## What this task involves
How many of the lines that follow contain the word "icon"? Give only the number.

## Exercise input
----------
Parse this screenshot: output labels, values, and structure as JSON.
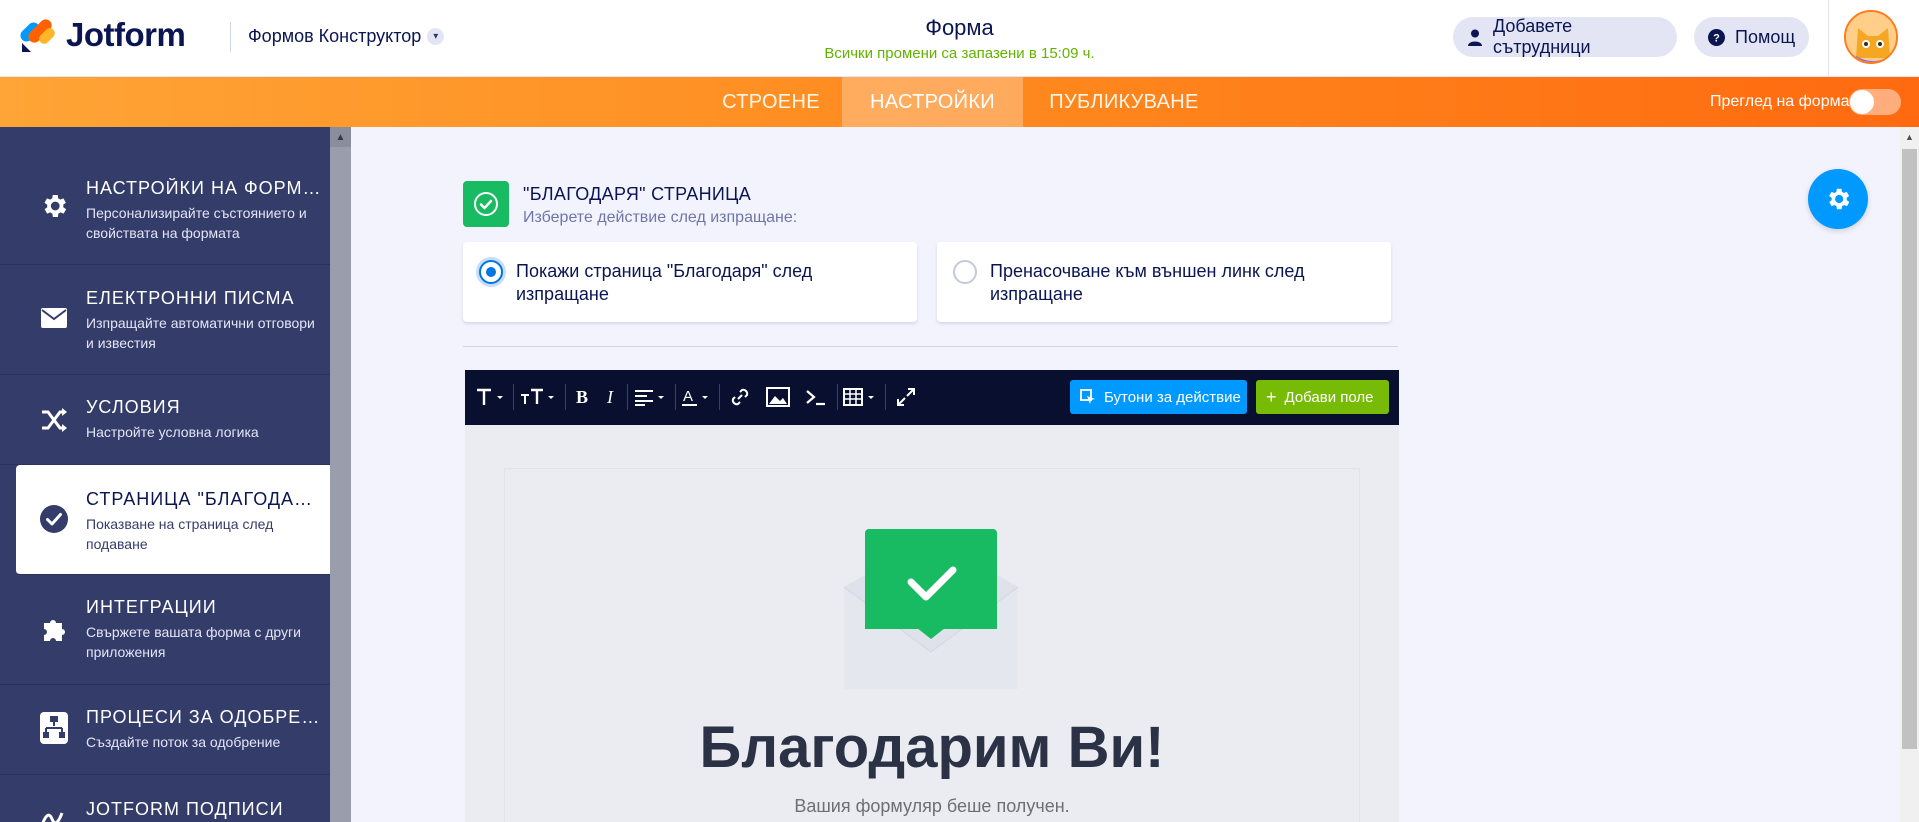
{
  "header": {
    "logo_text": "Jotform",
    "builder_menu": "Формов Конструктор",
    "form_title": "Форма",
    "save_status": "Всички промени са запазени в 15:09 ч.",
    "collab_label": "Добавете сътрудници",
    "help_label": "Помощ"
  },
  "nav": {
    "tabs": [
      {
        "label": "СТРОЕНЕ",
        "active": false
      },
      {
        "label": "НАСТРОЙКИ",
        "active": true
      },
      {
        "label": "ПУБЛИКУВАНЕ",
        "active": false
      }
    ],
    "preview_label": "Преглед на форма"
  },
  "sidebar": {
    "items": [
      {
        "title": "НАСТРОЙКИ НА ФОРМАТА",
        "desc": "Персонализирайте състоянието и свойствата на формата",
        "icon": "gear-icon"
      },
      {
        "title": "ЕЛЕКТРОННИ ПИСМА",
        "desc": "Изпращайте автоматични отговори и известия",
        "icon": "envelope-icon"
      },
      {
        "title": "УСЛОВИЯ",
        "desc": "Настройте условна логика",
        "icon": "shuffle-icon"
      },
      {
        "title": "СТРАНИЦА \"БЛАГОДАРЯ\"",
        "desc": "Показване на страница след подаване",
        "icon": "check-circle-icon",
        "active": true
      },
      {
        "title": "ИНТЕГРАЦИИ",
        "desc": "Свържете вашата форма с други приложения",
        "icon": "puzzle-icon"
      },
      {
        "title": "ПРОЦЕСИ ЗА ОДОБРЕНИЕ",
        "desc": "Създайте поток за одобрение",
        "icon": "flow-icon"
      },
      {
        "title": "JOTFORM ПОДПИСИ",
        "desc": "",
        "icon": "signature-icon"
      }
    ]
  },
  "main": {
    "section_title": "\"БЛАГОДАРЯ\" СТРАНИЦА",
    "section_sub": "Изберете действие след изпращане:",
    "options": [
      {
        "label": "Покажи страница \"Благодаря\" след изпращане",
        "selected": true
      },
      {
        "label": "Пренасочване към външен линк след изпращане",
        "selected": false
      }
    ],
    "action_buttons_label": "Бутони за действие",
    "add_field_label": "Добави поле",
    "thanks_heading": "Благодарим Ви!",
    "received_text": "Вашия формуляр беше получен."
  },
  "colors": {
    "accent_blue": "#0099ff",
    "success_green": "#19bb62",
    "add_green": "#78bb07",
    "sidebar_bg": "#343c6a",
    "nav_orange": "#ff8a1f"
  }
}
----------
## Answer
7